> Exercise instructions:
Exact repetition of every entry is required.

> Data for processing:
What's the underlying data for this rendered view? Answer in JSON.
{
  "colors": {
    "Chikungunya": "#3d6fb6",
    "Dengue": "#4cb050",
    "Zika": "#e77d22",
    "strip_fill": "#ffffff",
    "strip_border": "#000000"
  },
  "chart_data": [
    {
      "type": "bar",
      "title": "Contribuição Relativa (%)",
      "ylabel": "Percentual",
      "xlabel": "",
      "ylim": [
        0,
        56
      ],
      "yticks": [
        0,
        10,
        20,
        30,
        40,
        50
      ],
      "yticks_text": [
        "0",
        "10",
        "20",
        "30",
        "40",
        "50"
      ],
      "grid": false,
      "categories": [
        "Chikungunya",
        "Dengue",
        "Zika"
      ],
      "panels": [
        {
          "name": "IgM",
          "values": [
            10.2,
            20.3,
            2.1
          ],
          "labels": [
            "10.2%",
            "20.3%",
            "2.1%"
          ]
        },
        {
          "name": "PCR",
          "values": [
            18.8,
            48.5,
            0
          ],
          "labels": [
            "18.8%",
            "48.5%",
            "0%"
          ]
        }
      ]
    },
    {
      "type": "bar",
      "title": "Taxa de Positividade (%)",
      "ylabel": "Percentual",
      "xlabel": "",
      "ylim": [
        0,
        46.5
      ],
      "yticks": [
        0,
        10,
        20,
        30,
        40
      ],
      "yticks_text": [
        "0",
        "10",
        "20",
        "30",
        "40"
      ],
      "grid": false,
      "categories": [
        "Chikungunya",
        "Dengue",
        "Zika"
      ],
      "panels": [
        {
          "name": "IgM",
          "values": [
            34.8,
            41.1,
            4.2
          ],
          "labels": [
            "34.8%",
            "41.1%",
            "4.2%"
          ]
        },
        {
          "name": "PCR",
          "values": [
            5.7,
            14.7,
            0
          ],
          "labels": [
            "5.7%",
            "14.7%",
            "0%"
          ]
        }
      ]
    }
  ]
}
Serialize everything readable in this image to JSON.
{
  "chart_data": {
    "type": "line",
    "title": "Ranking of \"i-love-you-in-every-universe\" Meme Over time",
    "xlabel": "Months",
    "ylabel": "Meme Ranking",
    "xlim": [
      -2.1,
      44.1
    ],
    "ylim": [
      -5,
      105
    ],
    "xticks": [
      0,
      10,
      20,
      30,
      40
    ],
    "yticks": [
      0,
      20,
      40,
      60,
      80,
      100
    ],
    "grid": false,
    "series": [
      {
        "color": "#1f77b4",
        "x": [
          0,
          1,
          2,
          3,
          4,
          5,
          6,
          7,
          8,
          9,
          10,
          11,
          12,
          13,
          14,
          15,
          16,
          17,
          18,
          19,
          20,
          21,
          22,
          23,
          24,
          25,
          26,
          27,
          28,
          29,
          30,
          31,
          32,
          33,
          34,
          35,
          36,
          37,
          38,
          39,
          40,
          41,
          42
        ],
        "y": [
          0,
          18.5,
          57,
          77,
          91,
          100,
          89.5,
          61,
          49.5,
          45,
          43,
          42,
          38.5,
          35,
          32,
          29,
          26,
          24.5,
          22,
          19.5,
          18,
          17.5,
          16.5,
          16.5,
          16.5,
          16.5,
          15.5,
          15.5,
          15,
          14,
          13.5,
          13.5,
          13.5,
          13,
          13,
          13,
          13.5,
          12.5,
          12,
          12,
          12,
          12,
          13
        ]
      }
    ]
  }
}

> Answer to the exercise:
What's the underlying data for this rendered view? Answer in JSON.
{
  "colors": {
    "Chikungunya": "#3d6fb6",
    "Dengue": "#4cb050",
    "Zika": "#e77d22",
    "strip_fill": "#ffffff",
    "strip_border": "#000000"
  },
  "chart_data": [
    {
      "type": "bar",
      "title": "Contribuição Relativa (%)",
      "ylabel": "Percentual",
      "xlabel": "",
      "ylim": [
        0,
        56
      ],
      "yticks": [
        0,
        10,
        20,
        30,
        40,
        50
      ],
      "yticks_text": [
        "0",
        "10",
        "20",
        "30",
        "40",
        "50"
      ],
      "grid": false,
      "categories": [
        "Chikungunya",
        "Dengue",
        "Zika"
      ],
      "panels": [
        {
          "name": "IgM",
          "values": [
            10.2,
            20.3,
            2.1
          ],
          "labels": [
            "10.2%",
            "20.3%",
            "2.1%"
          ]
        },
        {
          "name": "PCR",
          "values": [
            18.8,
            48.5,
            0
          ],
          "labels": [
            "18.8%",
            "48.5%",
            "0%"
          ]
        }
      ]
    },
    {
      "type": "bar",
      "title": "Taxa de Positividade (%)",
      "ylabel": "Percentual",
      "xlabel": "",
      "ylim": [
        0,
        46.5
      ],
      "yticks": [
        0,
        10,
        20,
        30,
        40
      ],
      "yticks_text": [
        "0",
        "10",
        "20",
        "30",
        "40"
      ],
      "grid": false,
      "categories": [
        "Chikungunya",
        "Dengue",
        "Zika"
      ],
      "panels": [
        {
          "name": "IgM",
          "values": [
            34.8,
            41.1,
            4.2
          ],
          "labels": [
            "34.8%",
            "41.1%",
            "4.2%"
          ]
        },
        {
          "name": "PCR",
          "values": [
            5.7,
            14.7,
            0
          ],
          "labels": [
            "5.7%",
            "14.7%",
            "0%"
          ]
        }
      ]
    }
  ]
}
Serialize everything readable in this image to JSON.
{
  "chart_data": {
    "type": "line",
    "title": "Ranking of \"i-love-you-in-every-universe\" Meme Over time",
    "xlabel": "Months",
    "ylabel": "Meme Ranking",
    "xlim": [
      -2.1,
      44.1
    ],
    "ylim": [
      -5,
      105
    ],
    "xticks": [
      0,
      10,
      20,
      30,
      40
    ],
    "yticks": [
      0,
      20,
      40,
      60,
      80,
      100
    ],
    "grid": false,
    "series": [
      {
        "color": "#1f77b4",
        "x": [
          0,
          1,
          2,
          3,
          4,
          5,
          6,
          7,
          8,
          9,
          10,
          11,
          12,
          13,
          14,
          15,
          16,
          17,
          18,
          19,
          20,
          21,
          22,
          23,
          24,
          25,
          26,
          27,
          28,
          29,
          30,
          31,
          32,
          33,
          34,
          35,
          36,
          37,
          38,
          39,
          40,
          41,
          42
        ],
        "y": [
          0,
          18.5,
          57,
          77,
          91,
          100,
          89.5,
          61,
          49.5,
          45,
          43,
          42,
          38.5,
          35,
          32,
          29,
          26,
          24.5,
          22,
          19.5,
          18,
          17.5,
          16.5,
          16.5,
          16.5,
          16.5,
          15.5,
          15.5,
          15,
          14,
          13.5,
          13.5,
          13.5,
          13,
          13,
          13,
          13.5,
          12.5,
          12,
          12,
          12,
          12,
          13
        ]
      }
    ]
  }
}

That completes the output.